**Task instructions**
Each entry needs to be restated exactly as written.

Dataset entries:
----------------
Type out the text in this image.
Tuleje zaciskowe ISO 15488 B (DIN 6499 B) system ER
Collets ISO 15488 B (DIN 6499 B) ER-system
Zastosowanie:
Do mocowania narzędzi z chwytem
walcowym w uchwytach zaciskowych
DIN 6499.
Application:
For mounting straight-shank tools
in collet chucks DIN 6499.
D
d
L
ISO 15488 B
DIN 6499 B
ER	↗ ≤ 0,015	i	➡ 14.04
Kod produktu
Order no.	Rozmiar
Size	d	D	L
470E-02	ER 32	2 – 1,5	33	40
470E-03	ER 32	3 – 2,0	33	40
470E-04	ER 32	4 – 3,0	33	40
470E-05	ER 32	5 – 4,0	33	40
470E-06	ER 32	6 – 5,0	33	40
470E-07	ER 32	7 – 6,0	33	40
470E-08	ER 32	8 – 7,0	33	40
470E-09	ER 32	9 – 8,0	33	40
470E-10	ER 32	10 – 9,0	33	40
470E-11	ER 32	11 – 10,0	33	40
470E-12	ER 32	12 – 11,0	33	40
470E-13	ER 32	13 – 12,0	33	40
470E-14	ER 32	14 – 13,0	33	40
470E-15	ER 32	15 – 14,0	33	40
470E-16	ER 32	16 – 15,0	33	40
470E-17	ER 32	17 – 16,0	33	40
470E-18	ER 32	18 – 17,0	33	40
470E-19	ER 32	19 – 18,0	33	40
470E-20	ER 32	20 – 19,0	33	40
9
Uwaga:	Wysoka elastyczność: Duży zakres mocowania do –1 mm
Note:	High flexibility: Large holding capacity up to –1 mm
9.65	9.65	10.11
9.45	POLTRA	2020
----------------
**Expected answer**
Type out the text in this image.
Tuleje zaciskowe ISO 15488 B (DIN 6499 B) system ER
Collets ISO 15488 B (DIN 6499 B) ER-system
Zastosowanie:
Do mocowania narzędzi z chwytem
walcowym w uchwytach zaciskowych
DIN 6499.
Application:
For mounting straight-shank tools
in collet chucks DIN 6499.
D
d
L
ISO 15488 B
DIN 6499 B
ER	↗ ≤ 0,015	i	➡ 14.04
Kod produktu
Order no.	Rozmiar
Size	d	D	L
470E-02	ER 32	2 – 1,5	33	40
470E-03	ER 32	3 – 2,0	33	40
470E-04	ER 32	4 – 3,0	33	40
470E-05	ER 32	5 – 4,0	33	40
470E-06	ER 32	6 – 5,0	33	40
470E-07	ER 32	7 – 6,0	33	40
470E-08	ER 32	8 – 7,0	33	40
470E-09	ER 32	9 – 8,0	33	40
470E-10	ER 32	10 – 9,0	33	40
470E-11	ER 32	11 – 10,0	33	40
470E-12	ER 32	12 – 11,0	33	40
470E-13	ER 32	13 – 12,0	33	40
470E-14	ER 32	14 – 13,0	33	40
470E-15	ER 32	15 – 14,0	33	40
470E-16	ER 32	16 – 15,0	33	40
470E-17	ER 32	17 – 16,0	33	40
470E-18	ER 32	18 – 17,0	33	40
470E-19	ER 32	19 – 18,0	33	40
470E-20	ER 32	20 – 19,0	33	40
9
Uwaga:	Wysoka elastyczność: Duży zakres mocowania do –1 mm
Note:	High flexibility: Large holding capacity up to –1 mm
9.65	9.65	10.11
9.45	POLTRA	2020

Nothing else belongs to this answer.